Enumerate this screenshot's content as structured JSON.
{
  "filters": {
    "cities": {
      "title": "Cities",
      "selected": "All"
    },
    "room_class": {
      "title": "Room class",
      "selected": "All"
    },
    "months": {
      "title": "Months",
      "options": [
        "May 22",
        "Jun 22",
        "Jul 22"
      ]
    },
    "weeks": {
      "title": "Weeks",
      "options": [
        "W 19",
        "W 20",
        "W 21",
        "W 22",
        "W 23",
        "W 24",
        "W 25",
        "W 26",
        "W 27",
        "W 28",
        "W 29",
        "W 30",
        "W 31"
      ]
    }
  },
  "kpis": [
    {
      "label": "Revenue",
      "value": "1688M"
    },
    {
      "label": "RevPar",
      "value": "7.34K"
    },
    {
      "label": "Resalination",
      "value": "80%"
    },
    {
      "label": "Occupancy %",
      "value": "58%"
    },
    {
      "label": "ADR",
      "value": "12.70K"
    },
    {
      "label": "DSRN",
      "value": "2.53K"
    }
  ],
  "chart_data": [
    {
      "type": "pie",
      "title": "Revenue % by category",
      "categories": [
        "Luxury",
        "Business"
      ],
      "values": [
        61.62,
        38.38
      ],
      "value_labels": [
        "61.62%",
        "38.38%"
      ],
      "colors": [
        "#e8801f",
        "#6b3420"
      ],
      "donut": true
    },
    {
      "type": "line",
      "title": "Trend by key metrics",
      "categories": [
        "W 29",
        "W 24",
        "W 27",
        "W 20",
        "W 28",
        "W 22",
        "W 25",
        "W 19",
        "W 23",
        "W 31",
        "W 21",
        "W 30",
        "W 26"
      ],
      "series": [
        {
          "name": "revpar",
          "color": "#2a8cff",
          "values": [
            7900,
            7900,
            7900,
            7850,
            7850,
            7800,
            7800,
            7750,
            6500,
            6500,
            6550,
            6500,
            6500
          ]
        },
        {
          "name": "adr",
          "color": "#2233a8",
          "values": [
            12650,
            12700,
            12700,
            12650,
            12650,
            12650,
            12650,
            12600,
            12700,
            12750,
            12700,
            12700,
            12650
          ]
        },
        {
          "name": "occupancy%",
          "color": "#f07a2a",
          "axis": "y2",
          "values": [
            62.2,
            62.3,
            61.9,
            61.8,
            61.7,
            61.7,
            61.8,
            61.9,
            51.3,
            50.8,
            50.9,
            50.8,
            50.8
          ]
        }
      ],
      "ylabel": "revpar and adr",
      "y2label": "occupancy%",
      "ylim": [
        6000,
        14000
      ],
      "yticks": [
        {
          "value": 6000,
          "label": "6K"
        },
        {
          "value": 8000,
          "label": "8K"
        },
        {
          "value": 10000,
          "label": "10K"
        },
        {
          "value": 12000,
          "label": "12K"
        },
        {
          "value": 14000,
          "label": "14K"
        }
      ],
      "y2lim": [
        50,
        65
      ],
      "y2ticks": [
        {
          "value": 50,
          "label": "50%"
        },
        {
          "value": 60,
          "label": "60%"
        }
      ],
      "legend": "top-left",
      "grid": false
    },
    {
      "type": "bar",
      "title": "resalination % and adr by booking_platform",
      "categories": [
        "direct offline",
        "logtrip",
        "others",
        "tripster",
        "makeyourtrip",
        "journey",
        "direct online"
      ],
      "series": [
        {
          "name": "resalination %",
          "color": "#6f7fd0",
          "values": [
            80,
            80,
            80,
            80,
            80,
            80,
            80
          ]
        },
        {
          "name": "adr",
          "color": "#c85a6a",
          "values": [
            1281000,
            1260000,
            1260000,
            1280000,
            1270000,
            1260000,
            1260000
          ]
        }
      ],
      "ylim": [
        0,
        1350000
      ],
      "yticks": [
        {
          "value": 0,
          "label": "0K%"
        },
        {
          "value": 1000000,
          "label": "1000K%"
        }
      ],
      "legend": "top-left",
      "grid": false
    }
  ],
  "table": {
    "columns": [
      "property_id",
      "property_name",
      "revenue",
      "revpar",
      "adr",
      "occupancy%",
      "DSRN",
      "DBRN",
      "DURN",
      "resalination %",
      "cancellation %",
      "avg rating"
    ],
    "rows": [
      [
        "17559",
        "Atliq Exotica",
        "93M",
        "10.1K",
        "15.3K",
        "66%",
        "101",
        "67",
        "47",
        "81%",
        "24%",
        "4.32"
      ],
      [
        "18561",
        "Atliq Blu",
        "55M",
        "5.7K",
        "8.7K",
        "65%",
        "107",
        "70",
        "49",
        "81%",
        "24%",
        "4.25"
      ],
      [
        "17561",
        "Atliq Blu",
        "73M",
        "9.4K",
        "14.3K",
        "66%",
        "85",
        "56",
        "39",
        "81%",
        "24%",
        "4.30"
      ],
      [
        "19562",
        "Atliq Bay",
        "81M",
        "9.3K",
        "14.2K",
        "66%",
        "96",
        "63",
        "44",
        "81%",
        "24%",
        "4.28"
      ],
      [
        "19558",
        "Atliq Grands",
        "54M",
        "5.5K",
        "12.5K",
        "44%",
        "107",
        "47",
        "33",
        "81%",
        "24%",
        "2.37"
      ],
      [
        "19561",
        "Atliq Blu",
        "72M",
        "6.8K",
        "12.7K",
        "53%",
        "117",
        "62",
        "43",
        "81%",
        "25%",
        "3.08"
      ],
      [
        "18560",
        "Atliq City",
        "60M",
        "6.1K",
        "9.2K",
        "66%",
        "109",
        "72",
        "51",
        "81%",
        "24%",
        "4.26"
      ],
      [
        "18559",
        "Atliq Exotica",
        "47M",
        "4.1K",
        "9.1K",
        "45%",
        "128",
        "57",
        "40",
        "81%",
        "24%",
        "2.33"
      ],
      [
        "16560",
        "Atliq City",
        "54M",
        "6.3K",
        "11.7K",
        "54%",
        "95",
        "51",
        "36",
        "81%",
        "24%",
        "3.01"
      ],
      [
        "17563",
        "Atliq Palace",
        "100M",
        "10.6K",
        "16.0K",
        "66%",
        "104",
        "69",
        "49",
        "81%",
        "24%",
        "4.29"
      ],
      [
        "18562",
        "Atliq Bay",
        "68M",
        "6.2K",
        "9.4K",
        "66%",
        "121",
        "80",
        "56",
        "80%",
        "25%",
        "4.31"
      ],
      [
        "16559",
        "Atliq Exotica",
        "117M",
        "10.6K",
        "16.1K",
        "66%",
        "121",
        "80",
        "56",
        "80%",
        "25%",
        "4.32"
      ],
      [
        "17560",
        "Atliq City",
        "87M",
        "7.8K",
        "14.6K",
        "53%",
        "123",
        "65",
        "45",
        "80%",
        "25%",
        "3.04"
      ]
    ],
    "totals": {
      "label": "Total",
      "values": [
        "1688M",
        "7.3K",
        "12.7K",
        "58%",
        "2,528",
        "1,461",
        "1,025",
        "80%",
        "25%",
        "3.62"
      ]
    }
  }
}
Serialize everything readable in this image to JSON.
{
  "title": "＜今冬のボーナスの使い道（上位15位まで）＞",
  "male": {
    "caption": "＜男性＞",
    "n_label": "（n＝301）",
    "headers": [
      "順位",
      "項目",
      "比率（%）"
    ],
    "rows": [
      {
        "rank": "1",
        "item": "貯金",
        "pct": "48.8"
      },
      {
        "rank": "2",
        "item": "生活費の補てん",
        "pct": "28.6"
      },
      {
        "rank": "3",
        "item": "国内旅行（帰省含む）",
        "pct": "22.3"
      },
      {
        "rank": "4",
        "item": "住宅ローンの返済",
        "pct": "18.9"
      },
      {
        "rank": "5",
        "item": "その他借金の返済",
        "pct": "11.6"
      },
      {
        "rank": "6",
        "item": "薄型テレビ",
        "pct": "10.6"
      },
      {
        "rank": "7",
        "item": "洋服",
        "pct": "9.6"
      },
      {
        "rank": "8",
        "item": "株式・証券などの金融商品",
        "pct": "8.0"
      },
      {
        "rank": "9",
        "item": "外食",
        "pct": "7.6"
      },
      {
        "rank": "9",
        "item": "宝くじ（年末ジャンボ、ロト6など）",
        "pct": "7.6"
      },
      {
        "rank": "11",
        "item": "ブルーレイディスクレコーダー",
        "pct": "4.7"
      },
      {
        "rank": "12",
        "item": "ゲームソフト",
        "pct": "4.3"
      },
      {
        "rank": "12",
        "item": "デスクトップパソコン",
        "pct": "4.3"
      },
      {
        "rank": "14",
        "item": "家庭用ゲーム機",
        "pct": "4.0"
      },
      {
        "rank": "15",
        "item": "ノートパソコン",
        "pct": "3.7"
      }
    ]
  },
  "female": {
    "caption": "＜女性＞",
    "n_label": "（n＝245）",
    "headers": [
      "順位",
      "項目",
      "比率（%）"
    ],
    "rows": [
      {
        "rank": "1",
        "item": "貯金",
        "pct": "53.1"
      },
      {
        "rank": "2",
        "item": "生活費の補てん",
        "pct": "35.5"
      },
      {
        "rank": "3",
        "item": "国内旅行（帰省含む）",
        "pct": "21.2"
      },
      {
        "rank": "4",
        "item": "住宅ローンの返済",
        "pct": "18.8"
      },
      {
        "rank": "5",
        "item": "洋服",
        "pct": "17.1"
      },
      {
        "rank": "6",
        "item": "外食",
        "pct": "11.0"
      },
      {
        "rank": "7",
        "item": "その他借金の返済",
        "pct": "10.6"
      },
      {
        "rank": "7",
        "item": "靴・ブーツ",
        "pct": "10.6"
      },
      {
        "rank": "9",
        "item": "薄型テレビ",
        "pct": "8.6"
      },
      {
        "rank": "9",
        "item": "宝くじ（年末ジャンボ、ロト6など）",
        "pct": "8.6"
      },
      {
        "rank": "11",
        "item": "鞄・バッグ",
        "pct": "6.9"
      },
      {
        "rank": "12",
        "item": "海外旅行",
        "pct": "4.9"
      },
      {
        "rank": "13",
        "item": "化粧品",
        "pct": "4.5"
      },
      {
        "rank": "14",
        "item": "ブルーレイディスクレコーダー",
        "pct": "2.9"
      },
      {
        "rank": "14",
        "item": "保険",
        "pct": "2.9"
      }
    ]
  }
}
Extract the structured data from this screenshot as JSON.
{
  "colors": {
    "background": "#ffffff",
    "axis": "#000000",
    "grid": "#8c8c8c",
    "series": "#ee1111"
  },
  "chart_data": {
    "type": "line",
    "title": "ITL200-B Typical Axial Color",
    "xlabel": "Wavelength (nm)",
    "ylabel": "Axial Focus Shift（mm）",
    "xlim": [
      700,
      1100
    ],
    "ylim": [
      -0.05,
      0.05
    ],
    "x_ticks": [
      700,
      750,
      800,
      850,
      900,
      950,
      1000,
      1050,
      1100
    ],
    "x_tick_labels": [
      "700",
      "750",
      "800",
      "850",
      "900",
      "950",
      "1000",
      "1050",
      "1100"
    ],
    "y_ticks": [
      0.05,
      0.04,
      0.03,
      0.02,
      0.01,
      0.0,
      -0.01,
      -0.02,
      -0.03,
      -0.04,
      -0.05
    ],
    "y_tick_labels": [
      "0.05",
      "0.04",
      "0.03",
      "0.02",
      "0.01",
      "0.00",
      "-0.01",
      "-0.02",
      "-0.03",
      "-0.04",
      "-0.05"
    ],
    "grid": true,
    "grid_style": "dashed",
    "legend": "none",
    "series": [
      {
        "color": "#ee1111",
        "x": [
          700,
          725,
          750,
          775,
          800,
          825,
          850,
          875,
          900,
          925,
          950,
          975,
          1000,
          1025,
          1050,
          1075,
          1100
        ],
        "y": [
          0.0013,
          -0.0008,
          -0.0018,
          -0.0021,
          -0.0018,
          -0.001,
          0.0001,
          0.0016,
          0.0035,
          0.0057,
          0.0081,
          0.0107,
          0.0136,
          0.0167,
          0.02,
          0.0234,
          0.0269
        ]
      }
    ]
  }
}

**Exercise brief**
Copy all the lines above that hold the string "title".

**Correct output**
      "title": "Cities",
      "title": "Room class",
      "title": "Months",
      "title": "Weeks",
      "title": "Revenue % by category",
      "title": "Trend by key metrics",
      "title": "resalination % and adr by booking_platform",
  "title": "＜今冬のボーナスの使い道（上位15位まで）＞",
    "title": "ITL200-B Typical Axial Color",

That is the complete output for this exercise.